(Records from a collection)
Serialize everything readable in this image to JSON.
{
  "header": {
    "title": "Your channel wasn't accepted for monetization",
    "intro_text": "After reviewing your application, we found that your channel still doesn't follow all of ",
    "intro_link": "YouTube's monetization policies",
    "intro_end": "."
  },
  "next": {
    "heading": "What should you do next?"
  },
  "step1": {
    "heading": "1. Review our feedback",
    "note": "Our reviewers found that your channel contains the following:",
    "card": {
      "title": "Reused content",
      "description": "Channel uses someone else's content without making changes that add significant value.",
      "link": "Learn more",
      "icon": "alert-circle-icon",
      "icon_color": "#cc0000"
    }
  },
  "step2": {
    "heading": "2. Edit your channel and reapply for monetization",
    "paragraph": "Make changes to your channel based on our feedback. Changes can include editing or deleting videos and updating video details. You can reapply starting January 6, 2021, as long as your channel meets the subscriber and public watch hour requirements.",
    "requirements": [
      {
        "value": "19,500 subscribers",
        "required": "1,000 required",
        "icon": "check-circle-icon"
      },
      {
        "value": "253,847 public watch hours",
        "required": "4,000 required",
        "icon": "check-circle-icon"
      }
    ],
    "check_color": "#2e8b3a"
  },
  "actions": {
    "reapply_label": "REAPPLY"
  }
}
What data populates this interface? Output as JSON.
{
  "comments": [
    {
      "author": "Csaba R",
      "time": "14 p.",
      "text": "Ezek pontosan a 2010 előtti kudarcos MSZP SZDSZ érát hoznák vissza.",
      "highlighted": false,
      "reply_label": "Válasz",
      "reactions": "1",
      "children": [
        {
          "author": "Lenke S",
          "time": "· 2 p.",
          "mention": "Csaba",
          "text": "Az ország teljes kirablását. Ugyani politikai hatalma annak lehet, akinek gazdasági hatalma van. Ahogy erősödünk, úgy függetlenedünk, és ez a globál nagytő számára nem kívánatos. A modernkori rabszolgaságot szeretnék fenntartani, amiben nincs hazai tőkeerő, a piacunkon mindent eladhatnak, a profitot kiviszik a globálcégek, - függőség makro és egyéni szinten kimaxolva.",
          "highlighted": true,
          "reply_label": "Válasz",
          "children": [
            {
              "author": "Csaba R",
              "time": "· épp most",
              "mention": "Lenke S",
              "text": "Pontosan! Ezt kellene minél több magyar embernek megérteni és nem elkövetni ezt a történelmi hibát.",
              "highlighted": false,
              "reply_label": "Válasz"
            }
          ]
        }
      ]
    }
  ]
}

▶ WHAT THE TASK REQUIRES
Reproduce the listing above word for word.

▶ TASK RESPONSE
Serialize everything readable in this image to JSON.
{
  "header": {
    "title": "Your channel wasn't accepted for monetization",
    "intro_text": "After reviewing your application, we found that your channel still doesn't follow all of ",
    "intro_link": "YouTube's monetization policies",
    "intro_end": "."
  },
  "next": {
    "heading": "What should you do next?"
  },
  "step1": {
    "heading": "1. Review our feedback",
    "note": "Our reviewers found that your channel contains the following:",
    "card": {
      "title": "Reused content",
      "description": "Channel uses someone else's content without making changes that add significant value.",
      "link": "Learn more",
      "icon": "alert-circle-icon",
      "icon_color": "#cc0000"
    }
  },
  "step2": {
    "heading": "2. Edit your channel and reapply for monetization",
    "paragraph": "Make changes to your channel based on our feedback. Changes can include editing or deleting videos and updating video details. You can reapply starting January 6, 2021, as long as your channel meets the subscriber and public watch hour requirements.",
    "requirements": [
      {
        "value": "19,500 subscribers",
        "required": "1,000 required",
        "icon": "check-circle-icon"
      },
      {
        "value": "253,847 public watch hours",
        "required": "4,000 required",
        "icon": "check-circle-icon"
      }
    ],
    "check_color": "#2e8b3a"
  },
  "actions": {
    "reapply_label": "REAPPLY"
  }
}
What data populates this interface? Output as JSON.
{
  "comments": [
    {
      "author": "Csaba R",
      "time": "14 p.",
      "text": "Ezek pontosan a 2010 előtti kudarcos MSZP SZDSZ érát hoznák vissza.",
      "highlighted": false,
      "reply_label": "Válasz",
      "reactions": "1",
      "children": [
        {
          "author": "Lenke S",
          "time": "· 2 p.",
          "mention": "Csaba",
          "text": "Az ország teljes kirablását. Ugyani politikai hatalma annak lehet, akinek gazdasági hatalma van. Ahogy erősödünk, úgy függetlenedünk, és ez a globál nagytő számára nem kívánatos. A modernkori rabszolgaságot szeretnék fenntartani, amiben nincs hazai tőkeerő, a piacunkon mindent eladhatnak, a profitot kiviszik a globálcégek, - függőség makro és egyéni szinten kimaxolva.",
          "highlighted": true,
          "reply_label": "Válasz",
          "children": [
            {
              "author": "Csaba R",
              "time": "· épp most",
              "mention": "Lenke S",
              "text": "Pontosan! Ezt kellene minél több magyar embernek megérteni és nem elkövetni ezt a történelmi hibát.",
              "highlighted": false,
              "reply_label": "Válasz"
            }
          ]
        }
      ]
    }
  ]
}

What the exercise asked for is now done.